# TASK REQUIREMENTS
Across the entries below, how many lines contain the word "University"? Give the number alone.

# GIVEN RECORDS

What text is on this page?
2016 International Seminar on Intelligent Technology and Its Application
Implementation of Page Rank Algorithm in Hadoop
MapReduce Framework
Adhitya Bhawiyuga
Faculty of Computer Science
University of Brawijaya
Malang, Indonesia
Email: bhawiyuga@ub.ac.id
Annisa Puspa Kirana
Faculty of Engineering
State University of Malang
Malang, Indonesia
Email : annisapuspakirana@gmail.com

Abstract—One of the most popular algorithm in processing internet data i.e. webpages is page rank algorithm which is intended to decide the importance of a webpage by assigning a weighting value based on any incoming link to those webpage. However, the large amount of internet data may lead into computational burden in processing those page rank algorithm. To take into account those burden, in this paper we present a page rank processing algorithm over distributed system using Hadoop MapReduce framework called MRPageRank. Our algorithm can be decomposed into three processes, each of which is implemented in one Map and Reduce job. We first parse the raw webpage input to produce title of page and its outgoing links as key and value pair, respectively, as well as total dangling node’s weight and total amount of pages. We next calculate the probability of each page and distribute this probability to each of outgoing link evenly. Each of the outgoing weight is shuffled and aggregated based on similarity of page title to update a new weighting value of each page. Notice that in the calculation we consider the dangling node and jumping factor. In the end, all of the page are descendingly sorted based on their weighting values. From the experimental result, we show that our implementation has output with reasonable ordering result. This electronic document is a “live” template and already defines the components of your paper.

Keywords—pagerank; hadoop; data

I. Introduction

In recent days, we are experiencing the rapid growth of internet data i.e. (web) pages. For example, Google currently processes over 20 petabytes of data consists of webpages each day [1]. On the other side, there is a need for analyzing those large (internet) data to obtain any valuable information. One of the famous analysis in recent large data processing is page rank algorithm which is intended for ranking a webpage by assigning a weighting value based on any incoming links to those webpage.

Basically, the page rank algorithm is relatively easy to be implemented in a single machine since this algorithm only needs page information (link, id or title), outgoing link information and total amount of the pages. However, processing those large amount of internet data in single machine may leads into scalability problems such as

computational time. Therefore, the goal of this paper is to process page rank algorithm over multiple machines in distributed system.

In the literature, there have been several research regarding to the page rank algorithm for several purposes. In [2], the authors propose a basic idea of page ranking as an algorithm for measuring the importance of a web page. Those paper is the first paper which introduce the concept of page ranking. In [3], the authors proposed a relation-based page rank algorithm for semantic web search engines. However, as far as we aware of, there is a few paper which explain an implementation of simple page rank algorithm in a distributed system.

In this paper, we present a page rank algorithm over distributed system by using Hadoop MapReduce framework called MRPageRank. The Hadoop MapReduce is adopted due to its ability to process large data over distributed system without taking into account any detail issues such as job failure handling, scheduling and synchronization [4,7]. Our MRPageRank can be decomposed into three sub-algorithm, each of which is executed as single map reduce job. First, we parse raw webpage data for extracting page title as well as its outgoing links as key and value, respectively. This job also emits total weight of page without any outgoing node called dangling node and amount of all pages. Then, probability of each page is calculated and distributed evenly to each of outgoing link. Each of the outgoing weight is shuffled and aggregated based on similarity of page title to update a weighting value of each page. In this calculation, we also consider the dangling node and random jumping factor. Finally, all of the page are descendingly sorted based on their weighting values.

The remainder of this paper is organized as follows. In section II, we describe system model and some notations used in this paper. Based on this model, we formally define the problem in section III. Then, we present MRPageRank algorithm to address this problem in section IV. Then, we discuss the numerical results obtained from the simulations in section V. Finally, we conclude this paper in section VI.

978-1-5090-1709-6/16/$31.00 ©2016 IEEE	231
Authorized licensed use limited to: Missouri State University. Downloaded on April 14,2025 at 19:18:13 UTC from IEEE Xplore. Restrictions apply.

# COMPLETED EXERCISE
3